Some records

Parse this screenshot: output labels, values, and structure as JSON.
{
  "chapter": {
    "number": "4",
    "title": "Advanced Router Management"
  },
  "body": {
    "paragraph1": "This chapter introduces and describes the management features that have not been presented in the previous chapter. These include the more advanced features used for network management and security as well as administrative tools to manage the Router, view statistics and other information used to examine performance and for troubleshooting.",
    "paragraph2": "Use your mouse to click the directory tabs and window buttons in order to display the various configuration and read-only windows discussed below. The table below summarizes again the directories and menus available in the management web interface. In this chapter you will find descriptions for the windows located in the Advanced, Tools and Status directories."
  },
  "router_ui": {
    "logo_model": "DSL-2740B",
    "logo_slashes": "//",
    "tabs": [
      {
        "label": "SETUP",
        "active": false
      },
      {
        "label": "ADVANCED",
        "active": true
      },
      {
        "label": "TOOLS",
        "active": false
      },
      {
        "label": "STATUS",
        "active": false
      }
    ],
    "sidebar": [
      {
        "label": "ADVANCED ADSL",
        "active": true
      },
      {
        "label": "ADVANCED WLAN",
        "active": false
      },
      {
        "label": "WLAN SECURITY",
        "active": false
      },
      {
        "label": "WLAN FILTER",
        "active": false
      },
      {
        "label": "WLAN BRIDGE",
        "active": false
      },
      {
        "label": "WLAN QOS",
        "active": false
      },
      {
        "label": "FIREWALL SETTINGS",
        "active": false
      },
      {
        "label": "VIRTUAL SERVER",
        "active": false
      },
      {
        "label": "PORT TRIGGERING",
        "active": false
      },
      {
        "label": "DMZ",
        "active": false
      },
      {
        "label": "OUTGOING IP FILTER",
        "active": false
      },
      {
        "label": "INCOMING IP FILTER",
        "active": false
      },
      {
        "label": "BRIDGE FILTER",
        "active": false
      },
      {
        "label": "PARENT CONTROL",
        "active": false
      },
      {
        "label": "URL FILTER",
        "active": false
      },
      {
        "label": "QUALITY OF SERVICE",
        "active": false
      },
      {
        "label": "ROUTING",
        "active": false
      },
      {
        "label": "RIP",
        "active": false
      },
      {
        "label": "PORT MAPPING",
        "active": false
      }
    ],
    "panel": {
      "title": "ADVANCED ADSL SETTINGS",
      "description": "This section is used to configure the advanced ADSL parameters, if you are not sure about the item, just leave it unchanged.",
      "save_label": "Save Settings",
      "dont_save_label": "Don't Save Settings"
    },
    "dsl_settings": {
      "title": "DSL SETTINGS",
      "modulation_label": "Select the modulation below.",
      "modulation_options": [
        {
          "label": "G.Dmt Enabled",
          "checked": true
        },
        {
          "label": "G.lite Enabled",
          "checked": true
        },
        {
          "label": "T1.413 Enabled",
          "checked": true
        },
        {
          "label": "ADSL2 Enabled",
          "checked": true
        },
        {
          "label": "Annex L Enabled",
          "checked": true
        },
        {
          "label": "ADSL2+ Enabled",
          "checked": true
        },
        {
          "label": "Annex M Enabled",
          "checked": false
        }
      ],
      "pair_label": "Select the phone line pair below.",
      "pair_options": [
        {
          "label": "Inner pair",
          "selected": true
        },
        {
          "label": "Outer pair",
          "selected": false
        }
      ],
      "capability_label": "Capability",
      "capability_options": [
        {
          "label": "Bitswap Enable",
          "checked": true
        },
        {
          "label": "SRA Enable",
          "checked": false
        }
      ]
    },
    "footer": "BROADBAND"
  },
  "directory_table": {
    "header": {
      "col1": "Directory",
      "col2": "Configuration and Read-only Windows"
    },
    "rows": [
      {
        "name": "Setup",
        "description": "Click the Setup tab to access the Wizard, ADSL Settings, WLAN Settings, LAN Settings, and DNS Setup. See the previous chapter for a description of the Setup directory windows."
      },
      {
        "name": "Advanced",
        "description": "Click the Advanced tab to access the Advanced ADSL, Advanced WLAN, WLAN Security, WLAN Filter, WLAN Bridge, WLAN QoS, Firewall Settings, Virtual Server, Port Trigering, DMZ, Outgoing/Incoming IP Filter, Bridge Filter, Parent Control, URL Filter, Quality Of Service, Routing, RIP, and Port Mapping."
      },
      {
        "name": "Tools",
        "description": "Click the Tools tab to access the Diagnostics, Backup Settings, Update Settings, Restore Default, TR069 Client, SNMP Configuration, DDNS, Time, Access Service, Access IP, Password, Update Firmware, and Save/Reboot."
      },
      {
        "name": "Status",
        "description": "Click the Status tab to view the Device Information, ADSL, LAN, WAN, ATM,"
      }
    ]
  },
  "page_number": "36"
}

Work required:
Copy each record from above exactly, and include every line.

Expected output:
Parse this screenshot: output labels, values, and structure as JSON.
{
  "chapter": {
    "number": "4",
    "title": "Advanced Router Management"
  },
  "body": {
    "paragraph1": "This chapter introduces and describes the management features that have not been presented in the previous chapter. These include the more advanced features used for network management and security as well as administrative tools to manage the Router, view statistics and other information used to examine performance and for troubleshooting.",
    "paragraph2": "Use your mouse to click the directory tabs and window buttons in order to display the various configuration and read-only windows discussed below. The table below summarizes again the directories and menus available in the management web interface. In this chapter you will find descriptions for the windows located in the Advanced, Tools and Status directories."
  },
  "router_ui": {
    "logo_model": "DSL-2740B",
    "logo_slashes": "//",
    "tabs": [
      {
        "label": "SETUP",
        "active": false
      },
      {
        "label": "ADVANCED",
        "active": true
      },
      {
        "label": "TOOLS",
        "active": false
      },
      {
        "label": "STATUS",
        "active": false
      }
    ],
    "sidebar": [
      {
        "label": "ADVANCED ADSL",
        "active": true
      },
      {
        "label": "ADVANCED WLAN",
        "active": false
      },
      {
        "label": "WLAN SECURITY",
        "active": false
      },
      {
        "label": "WLAN FILTER",
        "active": false
      },
      {
        "label": "WLAN BRIDGE",
        "active": false
      },
      {
        "label": "WLAN QOS",
        "active": false
      },
      {
        "label": "FIREWALL SETTINGS",
        "active": false
      },
      {
        "label": "VIRTUAL SERVER",
        "active": false
      },
      {
        "label": "PORT TRIGGERING",
        "active": false
      },
      {
        "label": "DMZ",
        "active": false
      },
      {
        "label": "OUTGOING IP FILTER",
        "active": false
      },
      {
        "label": "INCOMING IP FILTER",
        "active": false
      },
      {
        "label": "BRIDGE FILTER",
        "active": false
      },
      {
        "label": "PARENT CONTROL",
        "active": false
      },
      {
        "label": "URL FILTER",
        "active": false
      },
      {
        "label": "QUALITY OF SERVICE",
        "active": false
      },
      {
        "label": "ROUTING",
        "active": false
      },
      {
        "label": "RIP",
        "active": false
      },
      {
        "label": "PORT MAPPING",
        "active": false
      }
    ],
    "panel": {
      "title": "ADVANCED ADSL SETTINGS",
      "description": "This section is used to configure the advanced ADSL parameters, if you are not sure about the item, just leave it unchanged.",
      "save_label": "Save Settings",
      "dont_save_label": "Don't Save Settings"
    },
    "dsl_settings": {
      "title": "DSL SETTINGS",
      "modulation_label": "Select the modulation below.",
      "modulation_options": [
        {
          "label": "G.Dmt Enabled",
          "checked": true
        },
        {
          "label": "G.lite Enabled",
          "checked": true
        },
        {
          "label": "T1.413 Enabled",
          "checked": true
        },
        {
          "label": "ADSL2 Enabled",
          "checked": true
        },
        {
          "label": "Annex L Enabled",
          "checked": true
        },
        {
          "label": "ADSL2+ Enabled",
          "checked": true
        },
        {
          "label": "Annex M Enabled",
          "checked": false
        }
      ],
      "pair_label": "Select the phone line pair below.",
      "pair_options": [
        {
          "label": "Inner pair",
          "selected": true
        },
        {
          "label": "Outer pair",
          "selected": false
        }
      ],
      "capability_label": "Capability",
      "capability_options": [
        {
          "label": "Bitswap Enable",
          "checked": true
        },
        {
          "label": "SRA Enable",
          "checked": false
        }
      ]
    },
    "footer": "BROADBAND"
  },
  "directory_table": {
    "header": {
      "col1": "Directory",
      "col2": "Configuration and Read-only Windows"
    },
    "rows": [
      {
        "name": "Setup",
        "description": "Click the Setup tab to access the Wizard, ADSL Settings, WLAN Settings, LAN Settings, and DNS Setup. See the previous chapter for a description of the Setup directory windows."
      },
      {
        "name": "Advanced",
        "description": "Click the Advanced tab to access the Advanced ADSL, Advanced WLAN, WLAN Security, WLAN Filter, WLAN Bridge, WLAN QoS, Firewall Settings, Virtual Server, Port Trigering, DMZ, Outgoing/Incoming IP Filter, Bridge Filter, Parent Control, URL Filter, Quality Of Service, Routing, RIP, and Port Mapping."
      },
      {
        "name": "Tools",
        "description": "Click the Tools tab to access the Diagnostics, Backup Settings, Update Settings, Restore Default, TR069 Client, SNMP Configuration, DDNS, Time, Access Service, Access IP, Password, Update Firmware, and Save/Reboot."
      },
      {
        "name": "Status",
        "description": "Click the Status tab to view the Device Information, ADSL, LAN, WAN, ATM,"
      }
    ]
  },
  "page_number": "36"
}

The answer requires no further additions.